* Instruction:
Please quote the material exactly, every line of it.

* Stored records:
[start]

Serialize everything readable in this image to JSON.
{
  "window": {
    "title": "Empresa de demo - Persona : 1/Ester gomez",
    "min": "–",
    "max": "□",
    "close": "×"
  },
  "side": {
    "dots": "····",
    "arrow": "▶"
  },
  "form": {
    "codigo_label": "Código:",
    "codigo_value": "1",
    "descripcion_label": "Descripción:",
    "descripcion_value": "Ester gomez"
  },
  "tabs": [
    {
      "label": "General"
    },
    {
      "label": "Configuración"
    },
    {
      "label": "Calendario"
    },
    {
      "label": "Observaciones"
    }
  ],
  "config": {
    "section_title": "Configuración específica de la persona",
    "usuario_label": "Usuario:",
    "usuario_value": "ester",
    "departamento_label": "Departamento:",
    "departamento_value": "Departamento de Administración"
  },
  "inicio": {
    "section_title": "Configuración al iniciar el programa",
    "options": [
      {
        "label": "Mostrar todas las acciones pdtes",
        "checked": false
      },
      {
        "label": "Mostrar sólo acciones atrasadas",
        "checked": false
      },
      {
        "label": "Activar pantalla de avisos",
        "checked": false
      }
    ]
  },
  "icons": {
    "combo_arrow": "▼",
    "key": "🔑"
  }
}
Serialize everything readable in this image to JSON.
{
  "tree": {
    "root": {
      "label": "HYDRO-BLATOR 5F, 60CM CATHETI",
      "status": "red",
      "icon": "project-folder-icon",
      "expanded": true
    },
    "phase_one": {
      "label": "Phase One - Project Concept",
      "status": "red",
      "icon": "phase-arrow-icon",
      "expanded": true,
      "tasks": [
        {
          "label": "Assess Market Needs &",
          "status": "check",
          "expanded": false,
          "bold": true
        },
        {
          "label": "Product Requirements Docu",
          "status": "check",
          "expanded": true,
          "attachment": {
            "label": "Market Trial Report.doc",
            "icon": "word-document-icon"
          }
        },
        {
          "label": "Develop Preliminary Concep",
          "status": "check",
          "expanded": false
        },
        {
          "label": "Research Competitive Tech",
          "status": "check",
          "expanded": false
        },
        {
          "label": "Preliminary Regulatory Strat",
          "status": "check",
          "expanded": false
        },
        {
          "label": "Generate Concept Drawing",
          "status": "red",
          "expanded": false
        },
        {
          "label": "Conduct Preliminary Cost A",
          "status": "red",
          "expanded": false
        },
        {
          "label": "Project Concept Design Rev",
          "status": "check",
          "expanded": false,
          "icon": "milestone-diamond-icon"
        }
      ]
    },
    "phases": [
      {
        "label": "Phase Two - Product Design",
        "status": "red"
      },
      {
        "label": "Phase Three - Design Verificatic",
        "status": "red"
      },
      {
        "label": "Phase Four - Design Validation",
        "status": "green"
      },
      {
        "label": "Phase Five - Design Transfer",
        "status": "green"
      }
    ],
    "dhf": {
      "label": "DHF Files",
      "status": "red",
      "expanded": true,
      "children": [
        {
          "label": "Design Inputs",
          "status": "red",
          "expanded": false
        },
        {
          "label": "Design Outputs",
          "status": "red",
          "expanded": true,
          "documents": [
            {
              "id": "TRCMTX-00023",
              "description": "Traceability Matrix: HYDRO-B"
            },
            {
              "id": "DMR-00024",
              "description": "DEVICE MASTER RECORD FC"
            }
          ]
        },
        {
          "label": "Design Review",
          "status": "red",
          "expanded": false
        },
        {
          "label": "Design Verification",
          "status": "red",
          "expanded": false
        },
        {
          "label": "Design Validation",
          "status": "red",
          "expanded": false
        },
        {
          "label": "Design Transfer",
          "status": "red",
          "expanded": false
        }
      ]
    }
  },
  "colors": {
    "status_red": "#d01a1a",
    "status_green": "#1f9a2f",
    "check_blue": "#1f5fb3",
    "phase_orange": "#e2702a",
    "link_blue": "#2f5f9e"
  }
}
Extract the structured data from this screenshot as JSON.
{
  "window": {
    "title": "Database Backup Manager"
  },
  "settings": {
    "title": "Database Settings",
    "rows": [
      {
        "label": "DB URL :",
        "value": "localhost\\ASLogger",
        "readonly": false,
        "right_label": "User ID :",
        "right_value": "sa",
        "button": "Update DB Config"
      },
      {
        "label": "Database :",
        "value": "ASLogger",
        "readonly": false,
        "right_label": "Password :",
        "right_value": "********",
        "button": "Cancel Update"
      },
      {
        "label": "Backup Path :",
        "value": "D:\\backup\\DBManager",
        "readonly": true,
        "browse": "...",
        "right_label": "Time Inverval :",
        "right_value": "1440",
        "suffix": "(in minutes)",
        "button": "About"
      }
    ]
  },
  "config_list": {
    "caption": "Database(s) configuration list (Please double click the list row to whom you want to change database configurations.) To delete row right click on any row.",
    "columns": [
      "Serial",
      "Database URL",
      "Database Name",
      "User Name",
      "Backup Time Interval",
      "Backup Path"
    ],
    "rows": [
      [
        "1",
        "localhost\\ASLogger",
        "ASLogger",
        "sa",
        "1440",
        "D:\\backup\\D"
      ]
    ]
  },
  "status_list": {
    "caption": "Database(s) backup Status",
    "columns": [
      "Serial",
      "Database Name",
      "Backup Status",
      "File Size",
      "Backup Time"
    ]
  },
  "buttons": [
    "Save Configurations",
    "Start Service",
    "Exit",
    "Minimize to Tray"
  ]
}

[end]

* Full solution:
Serialize everything readable in this image to JSON.
{
  "window": {
    "title": "Empresa de demo - Persona : 1/Ester gomez",
    "min": "–",
    "max": "□",
    "close": "×"
  },
  "side": {
    "dots": "····",
    "arrow": "▶"
  },
  "form": {
    "codigo_label": "Código:",
    "codigo_value": "1",
    "descripcion_label": "Descripción:",
    "descripcion_value": "Ester gomez"
  },
  "tabs": [
    {
      "label": "General"
    },
    {
      "label": "Configuración"
    },
    {
      "label": "Calendario"
    },
    {
      "label": "Observaciones"
    }
  ],
  "config": {
    "section_title": "Configuración específica de la persona",
    "usuario_label": "Usuario:",
    "usuario_value": "ester",
    "departamento_label": "Departamento:",
    "departamento_value": "Departamento de Administración"
  },
  "inicio": {
    "section_title": "Configuración al iniciar el programa",
    "options": [
      {
        "label": "Mostrar todas las acciones pdtes",
        "checked": false
      },
      {
        "label": "Mostrar sólo acciones atrasadas",
        "checked": false
      },
      {
        "label": "Activar pantalla de avisos",
        "checked": false
      }
    ]
  },
  "icons": {
    "combo_arrow": "▼",
    "key": "🔑"
  }
}
Serialize everything readable in this image to JSON.
{
  "tree": {
    "root": {
      "label": "HYDRO-BLATOR 5F, 60CM CATHETI",
      "status": "red",
      "icon": "project-folder-icon",
      "expanded": true
    },
    "phase_one": {
      "label": "Phase One - Project Concept",
      "status": "red",
      "icon": "phase-arrow-icon",
      "expanded": true,
      "tasks": [
        {
          "label": "Assess Market Needs &",
          "status": "check",
          "expanded": false,
          "bold": true
        },
        {
          "label": "Product Requirements Docu",
          "status": "check",
          "expanded": true,
          "attachment": {
            "label": "Market Trial Report.doc",
            "icon": "word-document-icon"
          }
        },
        {
          "label": "Develop Preliminary Concep",
          "status": "check",
          "expanded": false
        },
        {
          "label": "Research Competitive Tech",
          "status": "check",
          "expanded": false
        },
        {
          "label": "Preliminary Regulatory Strat",
          "status": "check",
          "expanded": false
        },
        {
          "label": "Generate Concept Drawing",
          "status": "red",
          "expanded": false
        },
        {
          "label": "Conduct Preliminary Cost A",
          "status": "red",
          "expanded": false
        },
        {
          "label": "Project Concept Design Rev",
          "status": "check",
          "expanded": false,
          "icon": "milestone-diamond-icon"
        }
      ]
    },
    "phases": [
      {
        "label": "Phase Two - Product Design",
        "status": "red"
      },
      {
        "label": "Phase Three - Design Verificatic",
        "status": "red"
      },
      {
        "label": "Phase Four - Design Validation",
        "status": "green"
      },
      {
        "label": "Phase Five - Design Transfer",
        "status": "green"
      }
    ],
    "dhf": {
      "label": "DHF Files",
      "status": "red",
      "expanded": true,
      "children": [
        {
          "label": "Design Inputs",
          "status": "red",
          "expanded": false
        },
        {
          "label": "Design Outputs",
          "status": "red",
          "expanded": true,
          "documents": [
            {
              "id": "TRCMTX-00023",
              "description": "Traceability Matrix: HYDRO-B"
            },
            {
              "id": "DMR-00024",
              "description": "DEVICE MASTER RECORD FC"
            }
          ]
        },
        {
          "label": "Design Review",
          "status": "red",
          "expanded": false
        },
        {
          "label": "Design Verification",
          "status": "red",
          "expanded": false
        },
        {
          "label": "Design Validation",
          "status": "red",
          "expanded": false
        },
        {
          "label": "Design Transfer",
          "status": "red",
          "expanded": false
        }
      ]
    }
  },
  "colors": {
    "status_red": "#d01a1a",
    "status_green": "#1f9a2f",
    "check_blue": "#1f5fb3",
    "phase_orange": "#e2702a",
    "link_blue": "#2f5f9e"
  }
}
Extract the structured data from this screenshot as JSON.
{
  "window": {
    "title": "Database Backup Manager"
  },
  "settings": {
    "title": "Database Settings",
    "rows": [
      {
        "label": "DB URL :",
        "value": "localhost\\ASLogger",
        "readonly": false,
        "right_label": "User ID :",
        "right_value": "sa",
        "button": "Update DB Config"
      },
      {
        "label": "Database :",
        "value": "ASLogger",
        "readonly": false,
        "right_label": "Password :",
        "right_value": "********",
        "button": "Cancel Update"
      },
      {
        "label": "Backup Path :",
        "value": "D:\\backup\\DBManager",
        "readonly": true,
        "browse": "...",
        "right_label": "Time Inverval :",
        "right_value": "1440",
        "suffix": "(in minutes)",
        "button": "About"
      }
    ]
  },
  "config_list": {
    "caption": "Database(s) configuration list (Please double click the list row to whom you want to change database configurations.) To delete row right click on any row.",
    "columns": [
      "Serial",
      "Database URL",
      "Database Name",
      "User Name",
      "Backup Time Interval",
      "Backup Path"
    ],
    "rows": [
      [
        "1",
        "localhost\\ASLogger",
        "ASLogger",
        "sa",
        "1440",
        "D:\\backup\\D"
      ]
    ]
  },
  "status_list": {
    "caption": "Database(s) backup Status",
    "columns": [
      "Serial",
      "Database Name",
      "Backup Status",
      "File Size",
      "Backup Time"
    ]
  },
  "buttons": [
    "Save Configurations",
    "Start Service",
    "Exit",
    "Minimize to Tray"
  ]
}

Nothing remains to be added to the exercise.